United States District Court, W.D. Kentucky, Louisville

May 17, 2017

POTENTATE ABIYAH HABIN YAH PETITIONER
v.
MARK BOLTON RESPONDENT

          MEMORANDUM OPINION

          Thomas B. Russell, Senior Judge

         Petitioner “Ambassador at large Potentate Abiyah Habin Yah (Binyah)” filed this pro se action pursuant to 28 U.S.C. § 2241 seeking a writ of habeas corpus. The Court reviewed the petition under Rule 4 of the Rules Governing Section 2254[1] Cases in the United States District Courts. Upon review, the Court directed Petitioner to show cause why his petition should not be dismissed for failure to exhaust his state court remedies. Petitioner filed various documents in response to the show cause Order (DNs 7 & 8). Upon review, for the reasons set forth below, the Court will dismiss the petition for failure to exhaust state court remedies.

##########

## Given instruction 1
In the memorandum opinion, rewrite the stretch from "MARK BOLTON RESPONDENT" through "exhaust state court remedies.", substituting "available state remedies" for "state court remedies".
## Given instruction 2
According to the memorandum opinion, under which statute did Petitioner file this pro se action?
## Given instruction 3
Go on with the memorandum opinion from its last sentence.

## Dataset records

##########

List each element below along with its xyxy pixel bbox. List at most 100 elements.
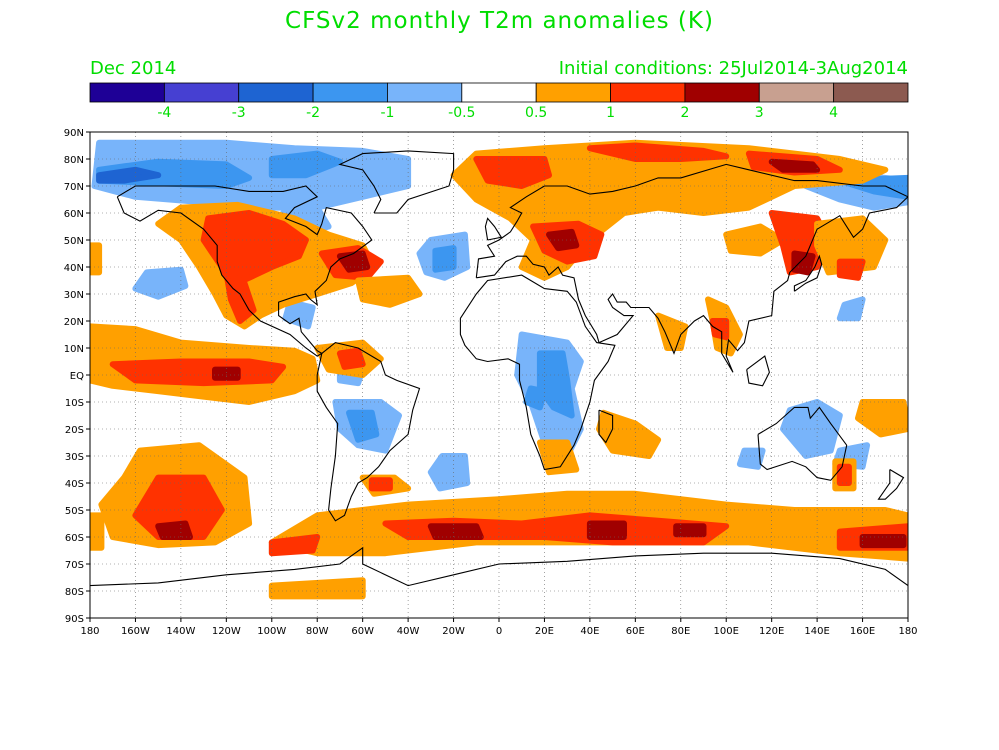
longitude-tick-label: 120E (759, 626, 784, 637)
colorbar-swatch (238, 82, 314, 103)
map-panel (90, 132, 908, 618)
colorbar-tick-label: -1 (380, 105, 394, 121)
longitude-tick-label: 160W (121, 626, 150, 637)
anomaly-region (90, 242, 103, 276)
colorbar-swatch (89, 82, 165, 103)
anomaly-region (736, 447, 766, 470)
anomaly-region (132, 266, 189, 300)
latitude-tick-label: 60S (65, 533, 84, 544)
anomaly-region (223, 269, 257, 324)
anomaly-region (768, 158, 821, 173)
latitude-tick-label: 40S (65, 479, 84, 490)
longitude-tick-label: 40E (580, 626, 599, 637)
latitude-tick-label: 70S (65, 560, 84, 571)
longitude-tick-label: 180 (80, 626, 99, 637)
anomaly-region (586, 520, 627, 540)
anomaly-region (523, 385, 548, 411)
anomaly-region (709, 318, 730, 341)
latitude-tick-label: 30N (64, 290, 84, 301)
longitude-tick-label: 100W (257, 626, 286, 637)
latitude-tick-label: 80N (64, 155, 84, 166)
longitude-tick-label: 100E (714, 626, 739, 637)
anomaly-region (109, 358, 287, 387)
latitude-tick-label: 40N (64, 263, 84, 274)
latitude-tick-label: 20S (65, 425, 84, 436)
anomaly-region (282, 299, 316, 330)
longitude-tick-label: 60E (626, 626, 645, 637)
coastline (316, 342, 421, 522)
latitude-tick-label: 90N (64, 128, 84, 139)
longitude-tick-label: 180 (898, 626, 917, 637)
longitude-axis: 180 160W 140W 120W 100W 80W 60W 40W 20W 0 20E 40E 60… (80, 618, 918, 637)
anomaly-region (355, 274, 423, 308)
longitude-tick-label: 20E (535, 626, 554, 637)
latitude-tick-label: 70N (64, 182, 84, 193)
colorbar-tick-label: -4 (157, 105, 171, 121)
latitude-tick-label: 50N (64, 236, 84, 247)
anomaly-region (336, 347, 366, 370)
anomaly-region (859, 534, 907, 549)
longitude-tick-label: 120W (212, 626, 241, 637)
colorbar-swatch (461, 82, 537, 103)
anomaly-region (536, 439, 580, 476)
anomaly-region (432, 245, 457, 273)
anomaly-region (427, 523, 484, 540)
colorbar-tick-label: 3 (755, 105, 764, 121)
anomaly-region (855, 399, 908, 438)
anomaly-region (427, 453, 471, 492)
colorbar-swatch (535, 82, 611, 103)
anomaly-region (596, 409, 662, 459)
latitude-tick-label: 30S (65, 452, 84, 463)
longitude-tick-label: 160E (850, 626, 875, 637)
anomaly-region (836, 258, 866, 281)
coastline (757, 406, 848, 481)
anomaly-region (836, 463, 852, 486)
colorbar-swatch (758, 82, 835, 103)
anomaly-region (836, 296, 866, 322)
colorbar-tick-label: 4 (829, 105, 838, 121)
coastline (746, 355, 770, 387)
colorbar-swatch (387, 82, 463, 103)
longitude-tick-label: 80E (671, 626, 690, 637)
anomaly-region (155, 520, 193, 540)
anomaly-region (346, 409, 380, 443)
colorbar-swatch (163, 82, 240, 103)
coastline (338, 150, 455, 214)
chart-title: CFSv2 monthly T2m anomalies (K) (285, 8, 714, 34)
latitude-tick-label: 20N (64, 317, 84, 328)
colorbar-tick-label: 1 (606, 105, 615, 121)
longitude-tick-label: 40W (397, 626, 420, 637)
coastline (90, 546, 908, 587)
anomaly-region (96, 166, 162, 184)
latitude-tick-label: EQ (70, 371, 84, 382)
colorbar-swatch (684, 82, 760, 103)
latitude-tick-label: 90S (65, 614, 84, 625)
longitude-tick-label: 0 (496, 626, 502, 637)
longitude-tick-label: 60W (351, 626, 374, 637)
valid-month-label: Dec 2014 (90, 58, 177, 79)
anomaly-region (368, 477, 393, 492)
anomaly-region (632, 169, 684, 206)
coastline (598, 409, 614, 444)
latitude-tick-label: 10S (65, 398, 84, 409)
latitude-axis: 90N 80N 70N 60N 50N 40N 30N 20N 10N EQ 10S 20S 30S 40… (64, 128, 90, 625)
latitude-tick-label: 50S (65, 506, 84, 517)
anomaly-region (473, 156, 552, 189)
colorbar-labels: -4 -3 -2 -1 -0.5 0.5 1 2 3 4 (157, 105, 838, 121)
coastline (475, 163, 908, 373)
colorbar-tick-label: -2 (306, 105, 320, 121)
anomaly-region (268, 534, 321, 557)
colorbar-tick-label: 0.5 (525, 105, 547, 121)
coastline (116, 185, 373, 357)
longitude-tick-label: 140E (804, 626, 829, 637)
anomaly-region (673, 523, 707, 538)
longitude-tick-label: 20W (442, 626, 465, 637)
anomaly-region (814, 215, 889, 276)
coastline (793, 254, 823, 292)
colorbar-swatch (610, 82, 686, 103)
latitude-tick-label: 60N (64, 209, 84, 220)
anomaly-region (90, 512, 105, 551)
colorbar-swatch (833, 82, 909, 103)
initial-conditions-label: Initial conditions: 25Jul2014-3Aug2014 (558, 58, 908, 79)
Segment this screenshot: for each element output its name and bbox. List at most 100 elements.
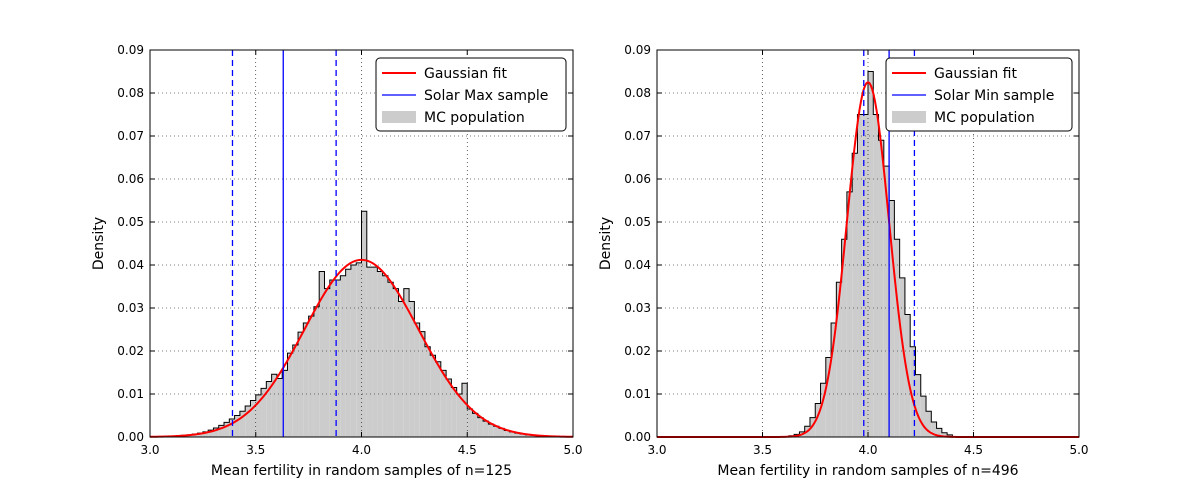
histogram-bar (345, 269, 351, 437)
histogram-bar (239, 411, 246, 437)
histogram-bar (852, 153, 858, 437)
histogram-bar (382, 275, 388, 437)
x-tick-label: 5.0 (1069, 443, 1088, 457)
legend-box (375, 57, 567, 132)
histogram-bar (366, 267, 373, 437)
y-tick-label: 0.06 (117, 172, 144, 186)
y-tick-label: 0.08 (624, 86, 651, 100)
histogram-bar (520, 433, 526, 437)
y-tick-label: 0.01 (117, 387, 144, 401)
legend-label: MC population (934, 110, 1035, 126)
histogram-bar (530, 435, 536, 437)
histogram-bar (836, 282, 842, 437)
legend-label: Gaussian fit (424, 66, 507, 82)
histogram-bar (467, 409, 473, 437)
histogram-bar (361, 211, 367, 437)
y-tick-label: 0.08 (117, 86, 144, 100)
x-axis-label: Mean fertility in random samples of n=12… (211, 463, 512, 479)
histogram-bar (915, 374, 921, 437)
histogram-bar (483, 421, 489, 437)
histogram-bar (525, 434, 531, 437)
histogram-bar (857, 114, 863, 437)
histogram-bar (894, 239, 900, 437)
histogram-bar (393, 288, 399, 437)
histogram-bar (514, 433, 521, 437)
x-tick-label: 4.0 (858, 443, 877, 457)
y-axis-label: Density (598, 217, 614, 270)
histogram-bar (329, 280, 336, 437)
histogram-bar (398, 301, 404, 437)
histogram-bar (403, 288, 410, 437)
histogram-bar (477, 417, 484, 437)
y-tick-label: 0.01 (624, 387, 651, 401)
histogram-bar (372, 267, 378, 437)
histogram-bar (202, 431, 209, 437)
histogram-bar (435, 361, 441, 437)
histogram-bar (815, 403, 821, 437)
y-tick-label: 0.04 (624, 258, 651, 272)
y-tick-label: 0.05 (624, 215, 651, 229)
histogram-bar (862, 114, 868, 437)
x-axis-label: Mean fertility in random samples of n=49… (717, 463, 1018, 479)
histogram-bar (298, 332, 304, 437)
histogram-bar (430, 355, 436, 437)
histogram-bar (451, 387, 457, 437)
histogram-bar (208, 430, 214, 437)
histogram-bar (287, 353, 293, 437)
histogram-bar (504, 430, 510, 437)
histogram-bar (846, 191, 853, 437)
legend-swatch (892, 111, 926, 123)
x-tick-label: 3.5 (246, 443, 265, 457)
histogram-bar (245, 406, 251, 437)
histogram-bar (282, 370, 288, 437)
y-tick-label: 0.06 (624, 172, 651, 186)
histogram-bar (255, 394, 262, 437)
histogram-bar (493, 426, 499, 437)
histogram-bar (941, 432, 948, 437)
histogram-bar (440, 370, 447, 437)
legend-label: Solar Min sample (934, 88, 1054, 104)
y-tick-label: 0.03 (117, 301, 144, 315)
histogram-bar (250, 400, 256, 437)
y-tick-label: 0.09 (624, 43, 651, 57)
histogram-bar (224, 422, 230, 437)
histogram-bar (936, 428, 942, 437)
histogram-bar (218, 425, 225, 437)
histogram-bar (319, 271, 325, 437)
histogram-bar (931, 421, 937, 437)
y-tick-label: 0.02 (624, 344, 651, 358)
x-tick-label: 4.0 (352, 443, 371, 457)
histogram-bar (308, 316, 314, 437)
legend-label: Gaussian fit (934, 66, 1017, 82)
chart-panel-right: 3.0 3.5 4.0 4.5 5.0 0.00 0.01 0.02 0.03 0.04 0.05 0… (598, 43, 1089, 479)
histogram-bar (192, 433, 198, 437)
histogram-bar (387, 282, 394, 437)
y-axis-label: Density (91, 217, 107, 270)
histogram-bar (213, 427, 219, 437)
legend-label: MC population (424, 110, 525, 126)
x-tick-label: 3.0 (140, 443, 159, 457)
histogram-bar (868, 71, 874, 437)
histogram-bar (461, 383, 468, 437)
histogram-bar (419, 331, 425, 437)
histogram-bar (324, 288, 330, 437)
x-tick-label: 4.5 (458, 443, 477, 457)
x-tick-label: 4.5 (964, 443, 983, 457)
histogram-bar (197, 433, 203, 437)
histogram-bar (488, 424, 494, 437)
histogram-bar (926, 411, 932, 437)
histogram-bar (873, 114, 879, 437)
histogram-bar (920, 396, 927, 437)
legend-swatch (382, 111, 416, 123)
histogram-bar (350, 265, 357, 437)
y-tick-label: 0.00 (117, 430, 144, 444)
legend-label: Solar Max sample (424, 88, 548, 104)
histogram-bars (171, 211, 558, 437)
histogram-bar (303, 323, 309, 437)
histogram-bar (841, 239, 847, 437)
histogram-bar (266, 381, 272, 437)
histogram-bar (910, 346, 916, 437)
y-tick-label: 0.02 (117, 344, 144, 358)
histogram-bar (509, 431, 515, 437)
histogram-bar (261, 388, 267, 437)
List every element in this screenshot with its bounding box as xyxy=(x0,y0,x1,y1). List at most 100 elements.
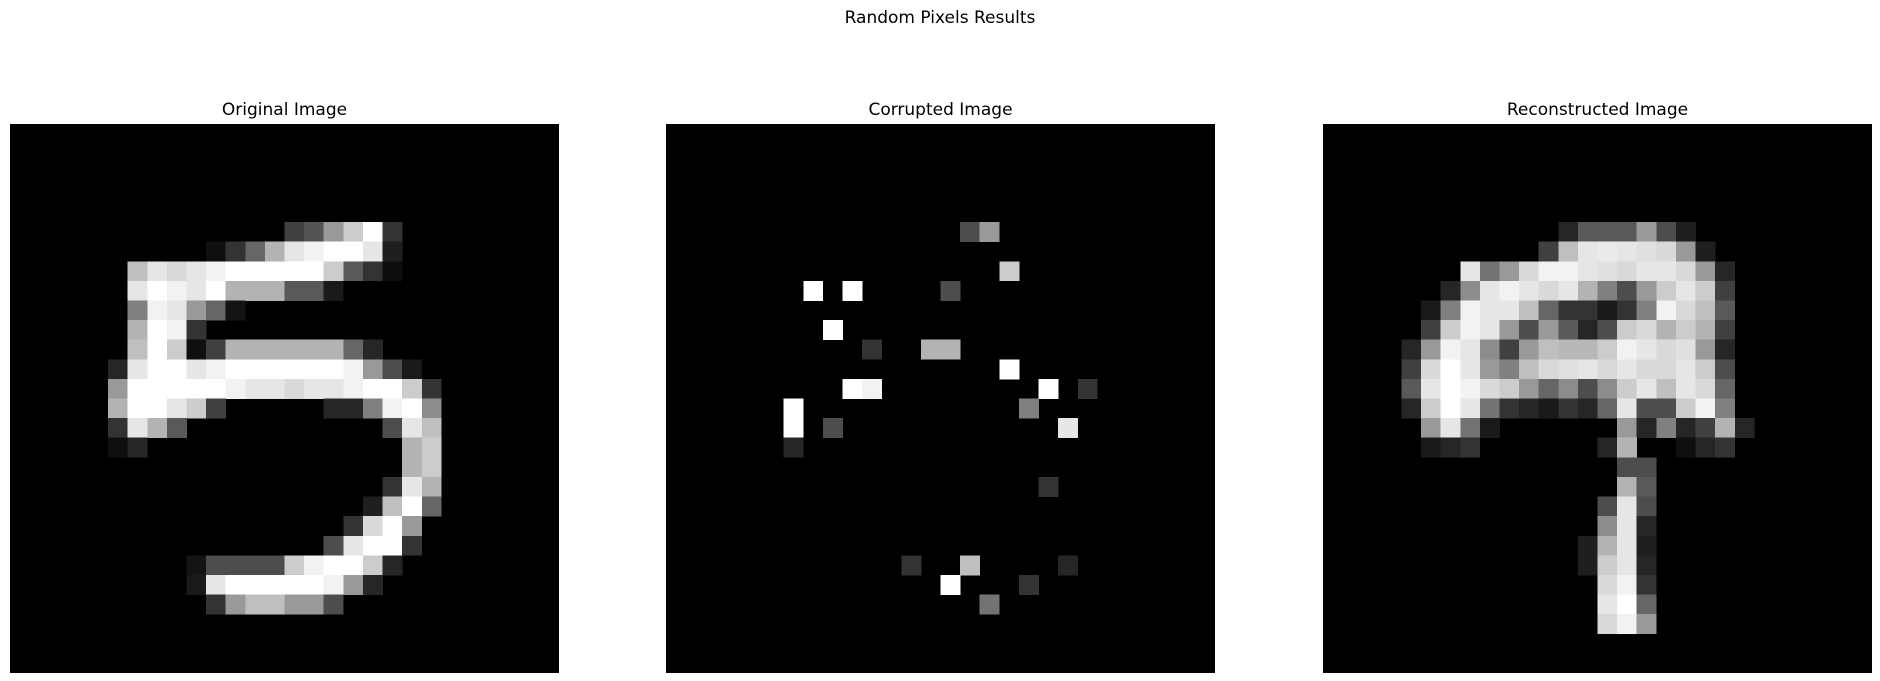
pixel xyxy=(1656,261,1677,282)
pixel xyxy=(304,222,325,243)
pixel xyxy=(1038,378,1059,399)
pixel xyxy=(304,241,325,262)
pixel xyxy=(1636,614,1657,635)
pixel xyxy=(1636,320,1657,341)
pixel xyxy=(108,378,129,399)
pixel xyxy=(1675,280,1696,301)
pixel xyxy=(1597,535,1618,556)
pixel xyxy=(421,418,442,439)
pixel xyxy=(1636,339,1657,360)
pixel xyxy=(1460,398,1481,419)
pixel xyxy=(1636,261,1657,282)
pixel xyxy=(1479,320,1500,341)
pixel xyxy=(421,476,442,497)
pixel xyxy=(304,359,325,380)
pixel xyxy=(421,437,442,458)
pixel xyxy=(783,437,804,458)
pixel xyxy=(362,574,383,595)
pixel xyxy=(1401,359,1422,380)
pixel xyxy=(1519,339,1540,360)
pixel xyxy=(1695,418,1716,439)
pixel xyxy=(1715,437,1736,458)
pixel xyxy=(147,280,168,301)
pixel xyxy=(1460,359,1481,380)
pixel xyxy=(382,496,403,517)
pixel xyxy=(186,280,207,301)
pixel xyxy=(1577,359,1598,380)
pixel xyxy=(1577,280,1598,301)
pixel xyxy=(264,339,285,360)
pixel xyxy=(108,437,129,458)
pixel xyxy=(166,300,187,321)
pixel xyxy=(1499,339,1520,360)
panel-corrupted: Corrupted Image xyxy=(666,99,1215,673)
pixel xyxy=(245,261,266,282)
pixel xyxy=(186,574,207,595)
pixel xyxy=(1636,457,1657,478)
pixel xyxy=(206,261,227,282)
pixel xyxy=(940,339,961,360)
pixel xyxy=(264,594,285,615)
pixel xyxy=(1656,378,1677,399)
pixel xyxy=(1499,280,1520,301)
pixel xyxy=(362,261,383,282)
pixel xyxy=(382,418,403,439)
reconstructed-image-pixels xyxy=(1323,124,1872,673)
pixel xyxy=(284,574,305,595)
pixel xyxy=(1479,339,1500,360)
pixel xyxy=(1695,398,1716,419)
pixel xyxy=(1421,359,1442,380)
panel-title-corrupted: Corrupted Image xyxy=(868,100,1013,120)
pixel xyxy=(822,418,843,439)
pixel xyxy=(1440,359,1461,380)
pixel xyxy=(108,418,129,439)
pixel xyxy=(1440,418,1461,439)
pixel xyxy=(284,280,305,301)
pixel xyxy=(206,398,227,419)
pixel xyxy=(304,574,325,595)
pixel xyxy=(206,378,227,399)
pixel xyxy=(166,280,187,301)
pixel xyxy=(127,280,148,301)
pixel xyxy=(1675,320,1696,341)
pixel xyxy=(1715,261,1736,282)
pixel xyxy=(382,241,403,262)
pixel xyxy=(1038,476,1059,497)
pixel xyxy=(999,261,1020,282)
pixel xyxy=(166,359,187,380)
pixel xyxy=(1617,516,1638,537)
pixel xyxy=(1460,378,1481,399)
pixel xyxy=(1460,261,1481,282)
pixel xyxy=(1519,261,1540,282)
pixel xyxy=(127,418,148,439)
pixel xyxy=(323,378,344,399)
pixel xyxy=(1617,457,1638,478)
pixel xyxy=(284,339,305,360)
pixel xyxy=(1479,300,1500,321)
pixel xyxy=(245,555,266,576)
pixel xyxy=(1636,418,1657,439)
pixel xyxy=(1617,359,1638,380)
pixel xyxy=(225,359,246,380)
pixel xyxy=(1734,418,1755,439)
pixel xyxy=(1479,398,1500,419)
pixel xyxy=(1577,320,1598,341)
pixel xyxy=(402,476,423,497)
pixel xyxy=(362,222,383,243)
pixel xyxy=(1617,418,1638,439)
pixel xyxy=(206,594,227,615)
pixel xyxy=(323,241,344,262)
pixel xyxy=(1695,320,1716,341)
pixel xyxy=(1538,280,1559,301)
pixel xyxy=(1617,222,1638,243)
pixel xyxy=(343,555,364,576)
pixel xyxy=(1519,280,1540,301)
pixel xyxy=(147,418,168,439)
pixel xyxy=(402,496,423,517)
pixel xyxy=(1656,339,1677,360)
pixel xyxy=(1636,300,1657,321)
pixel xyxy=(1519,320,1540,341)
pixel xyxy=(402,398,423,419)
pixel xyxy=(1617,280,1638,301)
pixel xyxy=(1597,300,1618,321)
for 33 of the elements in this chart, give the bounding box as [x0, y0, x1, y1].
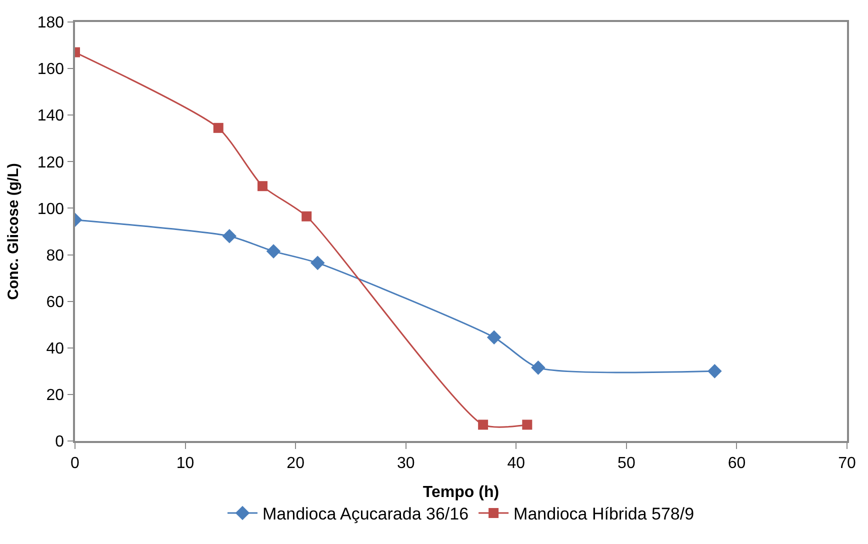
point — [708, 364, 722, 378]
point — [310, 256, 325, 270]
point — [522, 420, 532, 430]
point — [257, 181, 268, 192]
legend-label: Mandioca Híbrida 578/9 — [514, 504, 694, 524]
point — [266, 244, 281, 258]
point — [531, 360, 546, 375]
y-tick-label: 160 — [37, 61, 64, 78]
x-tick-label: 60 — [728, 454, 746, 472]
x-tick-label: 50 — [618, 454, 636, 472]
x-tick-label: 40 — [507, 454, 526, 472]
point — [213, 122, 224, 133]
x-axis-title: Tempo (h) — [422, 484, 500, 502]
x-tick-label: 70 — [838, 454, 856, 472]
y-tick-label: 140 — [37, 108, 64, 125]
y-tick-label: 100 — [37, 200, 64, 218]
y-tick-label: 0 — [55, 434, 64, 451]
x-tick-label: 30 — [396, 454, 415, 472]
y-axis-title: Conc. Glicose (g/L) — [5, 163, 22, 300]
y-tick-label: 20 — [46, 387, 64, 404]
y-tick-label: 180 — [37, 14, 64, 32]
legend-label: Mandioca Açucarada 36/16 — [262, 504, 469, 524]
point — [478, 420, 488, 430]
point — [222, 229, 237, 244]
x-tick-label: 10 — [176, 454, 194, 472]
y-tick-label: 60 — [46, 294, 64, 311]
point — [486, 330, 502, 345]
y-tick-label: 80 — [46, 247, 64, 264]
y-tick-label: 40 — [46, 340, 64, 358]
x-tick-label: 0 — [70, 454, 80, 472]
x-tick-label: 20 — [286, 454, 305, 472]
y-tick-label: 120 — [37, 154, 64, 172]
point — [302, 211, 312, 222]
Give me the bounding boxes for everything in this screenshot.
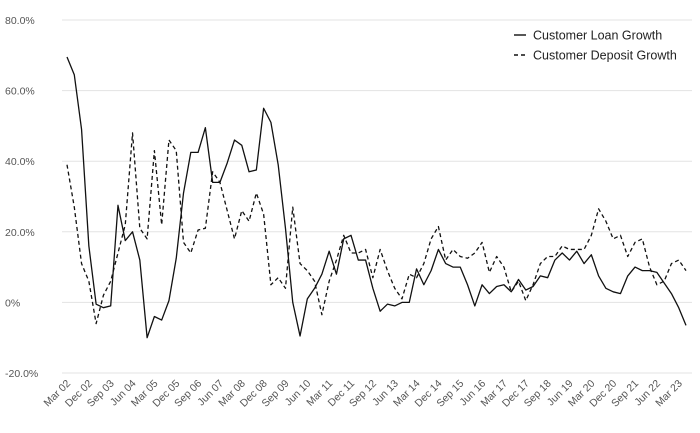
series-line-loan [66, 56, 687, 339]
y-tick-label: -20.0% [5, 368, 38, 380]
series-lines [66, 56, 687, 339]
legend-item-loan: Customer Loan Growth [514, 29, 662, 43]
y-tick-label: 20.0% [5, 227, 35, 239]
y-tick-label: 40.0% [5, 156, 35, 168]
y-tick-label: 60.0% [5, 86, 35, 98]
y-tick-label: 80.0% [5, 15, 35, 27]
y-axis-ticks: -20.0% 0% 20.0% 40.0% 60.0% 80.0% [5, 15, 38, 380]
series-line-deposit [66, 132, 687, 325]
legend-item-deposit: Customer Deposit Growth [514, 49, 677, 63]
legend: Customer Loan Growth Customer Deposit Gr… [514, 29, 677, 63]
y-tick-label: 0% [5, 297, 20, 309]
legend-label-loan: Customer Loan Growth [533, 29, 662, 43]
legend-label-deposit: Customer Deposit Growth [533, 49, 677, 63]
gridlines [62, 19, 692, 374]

##########

## Final result 1
MARK BOLTON RESPONDENT

          MEMORANDUM OPINION

          Thomas B. Russell, Senior Judge

         Petitioner “Ambassador at large Potentate Abiyah Habin Yah (Binyah)” filed this pro se action pursuant to 28 U.S.C. § 2241 seeking a writ of habeas corpus. The Court reviewed the petition under Rule 4 of the Rules Governing Section 2254[1] Cases in the United States District Courts. Upon review, the Court directed Petitioner to show cause why his petition should not be dismissed for failure to exhaust his available state remedies. Petitioner filed various documents in response to the show cause Order (DNs 7 & 8). Upon review, for the reasons set forth below, the Court will dismiss the petition for failure to exhaust available state remedies.

## Final result 2
28 U.S.C. § 2241

## Final result 3
         Petitioner, a pre-trial detainee at the time he filed this action, is incarcerated at the Louisville Metro Department of Corrections. He states that he is challenging four Jefferson County Circuit Court cases. He presents three grounds for relief. His first ground for relief is brought pursuant to “Article III Section 2 Clause 2 of the United States of America Constitution.” In support thereof, he states as follows:

The defendant is an Ambassador at large. Potentate and Head of Mission of the House of Aharown Sanctuary Ecclesiastical Mission to the “United States” and the United States of America is a Non-Resident Alien. Non citizen of the Commonwealth an Ambassador at large (See official transcripts transcribed by Marlene Kerr out of Chicago IL on 4-19-13 as to Alien Foreign Status. A Native American of the Law Tribe.
Petitioner's second ground for relief is brought pursuant to the Fourteenth Amendment. In support thereof, he states as follows:
Due process, the right to a Nationality and to a citizenship and liberty. Judge refuses to hear petitioners motion to Dismiss and inspect, to make an in camera inspection of the record to evidence submitted as exhibits which shows the petitioners citizenship; Political Status, foreign status as an Ambassador at large which includes improper venue. By original Jurisdiction being vested in the Supreme Court of the United States.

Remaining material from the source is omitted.